DIRECTIVE: Output the full listing word for word.
====
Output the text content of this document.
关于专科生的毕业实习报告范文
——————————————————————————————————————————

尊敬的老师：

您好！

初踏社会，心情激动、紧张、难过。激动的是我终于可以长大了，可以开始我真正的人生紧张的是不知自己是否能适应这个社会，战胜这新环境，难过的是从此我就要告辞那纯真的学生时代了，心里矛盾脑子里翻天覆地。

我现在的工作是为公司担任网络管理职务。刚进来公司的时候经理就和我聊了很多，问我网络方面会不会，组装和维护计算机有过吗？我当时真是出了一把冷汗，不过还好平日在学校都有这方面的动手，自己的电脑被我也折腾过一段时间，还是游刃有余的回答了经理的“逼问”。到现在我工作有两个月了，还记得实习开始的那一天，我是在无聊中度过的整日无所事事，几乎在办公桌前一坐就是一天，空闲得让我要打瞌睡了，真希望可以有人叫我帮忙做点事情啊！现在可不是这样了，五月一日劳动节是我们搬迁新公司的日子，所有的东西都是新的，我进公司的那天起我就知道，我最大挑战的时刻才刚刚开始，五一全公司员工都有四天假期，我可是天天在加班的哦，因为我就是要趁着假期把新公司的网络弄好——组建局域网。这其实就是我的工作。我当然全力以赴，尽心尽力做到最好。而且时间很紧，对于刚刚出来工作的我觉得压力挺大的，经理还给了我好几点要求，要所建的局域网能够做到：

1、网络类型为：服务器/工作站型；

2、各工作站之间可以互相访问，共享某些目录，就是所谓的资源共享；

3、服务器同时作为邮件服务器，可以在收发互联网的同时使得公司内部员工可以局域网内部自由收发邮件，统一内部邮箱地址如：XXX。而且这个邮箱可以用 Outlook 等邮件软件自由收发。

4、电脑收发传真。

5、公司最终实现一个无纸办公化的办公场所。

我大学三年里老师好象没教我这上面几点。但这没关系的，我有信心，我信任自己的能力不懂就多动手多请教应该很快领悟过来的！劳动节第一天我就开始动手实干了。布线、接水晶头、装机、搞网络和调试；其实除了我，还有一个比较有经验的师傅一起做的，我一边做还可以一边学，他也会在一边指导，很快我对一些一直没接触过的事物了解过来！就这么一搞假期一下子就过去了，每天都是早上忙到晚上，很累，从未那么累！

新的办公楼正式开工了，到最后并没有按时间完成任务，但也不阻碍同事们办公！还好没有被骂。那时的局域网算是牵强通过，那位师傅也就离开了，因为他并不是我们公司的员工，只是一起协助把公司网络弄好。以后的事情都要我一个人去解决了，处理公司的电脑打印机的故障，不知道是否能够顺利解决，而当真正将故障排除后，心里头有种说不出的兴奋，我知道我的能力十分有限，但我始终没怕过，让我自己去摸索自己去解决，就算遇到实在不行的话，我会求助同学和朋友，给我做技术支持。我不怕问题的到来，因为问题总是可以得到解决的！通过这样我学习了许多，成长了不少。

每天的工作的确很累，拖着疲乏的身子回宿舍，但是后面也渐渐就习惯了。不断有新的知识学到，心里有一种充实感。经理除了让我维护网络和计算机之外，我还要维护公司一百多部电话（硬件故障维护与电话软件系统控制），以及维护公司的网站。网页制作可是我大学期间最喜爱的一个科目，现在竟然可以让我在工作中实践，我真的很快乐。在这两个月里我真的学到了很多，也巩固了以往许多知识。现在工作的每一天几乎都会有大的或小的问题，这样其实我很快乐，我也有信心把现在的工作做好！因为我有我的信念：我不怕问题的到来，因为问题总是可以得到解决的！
====
WRITTEN SOLUTION:
Output the text content of this document.
关于专科生的毕业实习报告范文
——————————————————————————————————————————

尊敬的老师：

您好！

初踏社会，心情激动、紧张、难过。激动的是我终于可以长大了，可以开始我真正的人生紧张的是不知自己是否能适应这个社会，战胜这新环境，难过的是从此我就要告辞那纯真的学生时代了，心里矛盾脑子里翻天覆地。

我现在的工作是为公司担任网络管理职务。刚进来公司的时候经理就和我聊了很多，问我网络方面会不会，组装和维护计算机有过吗？我当时真是出了一把冷汗，不过还好平日在学校都有这方面的动手，自己的电脑被我也折腾过一段时间，还是游刃有余的回答了经理的“逼问”。到现在我工作有两个月了，还记得实习开始的那一天，我是在无聊中度过的整日无所事事，几乎在办公桌前一坐就是一天，空闲得让我要打瞌睡了，真希望可以有人叫我帮忙做点事情啊！现在可不是这样了，五月一日劳动节是我们搬迁新公司的日子，所有的东西都是新的，我进公司的那天起我就知道，我最大挑战的时刻才刚刚开始，五一全公司员工都有四天假期，我可是天天在加班的哦，因为我就是要趁着假期把新公司的网络弄好——组建局域网。这其实就是我的工作。我当然全力以赴，尽心尽力做到最好。而且时间很紧，对于刚刚出来工作的我觉得压力挺大的，经理还给了我好几点要求，要所建的局域网能够做到：

1、网络类型为：服务器/工作站型；

2、各工作站之间可以互相访问，共享某些目录，就是所谓的资源共享；

3、服务器同时作为邮件服务器，可以在收发互联网的同时使得公司内部员工可以局域网内部自由收发邮件，统一内部邮箱地址如：XXX。而且这个邮箱可以用 Outlook 等邮件软件自由收发。

4、电脑收发传真。

5、公司最终实现一个无纸办公化的办公场所。

我大学三年里老师好象没教我这上面几点。但这没关系的，我有信心，我信任自己的能力不懂就多动手多请教应该很快领悟过来的！劳动节第一天我就开始动手实干了。布线、接水晶头、装机、搞网络和调试；其实除了我，还有一个比较有经验的师傅一起做的，我一边做还可以一边学，他也会在一边指导，很快我对一些一直没接触过的事物了解过来！就这么一搞假期一下子就过去了，每天都是早上忙到晚上，很累，从未那么累！

新的办公楼正式开工了，到最后并没有按时间完成任务，但也不阻碍同事们办公！还好没有被骂。那时的局域网算是牵强通过，那位师傅也就离开了，因为他并不是我们公司的员工，只是一起协助把公司网络弄好。以后的事情都要我一个人去解决了，处理公司的电脑打印机的故障，不知道是否能够顺利解决，而当真正将故障排除后，心里头有种说不出的兴奋，我知道我的能力十分有限，但我始终没怕过，让我自己去摸索自己去解决，就算遇到实在不行的话，我会求助同学和朋友，给我做技术支持。我不怕问题的到来，因为问题总是可以得到解决的！通过这样我学习了许多，成长了不少。

每天的工作的确很累，拖着疲乏的身子回宿舍，但是后面也渐渐就习惯了。不断有新的知识学到，心里有一种充实感。经理除了让我维护网络和计算机之外，我还要维护公司一百多部电话（硬件故障维护与电话软件系统控制），以及维护公司的网站。网页制作可是我大学期间最喜爱的一个科目，现在竟然可以让我在工作中实践，我真的很快乐。在这两个月里我真的学到了很多，也巩固了以往许多知识。现在工作的每一天几乎都会有大的或小的问题，这样其实我很快乐，我也有信心把现在的工作做好！因为我有我的信念：我不怕问题的到来，因为问题总是可以得到解决的！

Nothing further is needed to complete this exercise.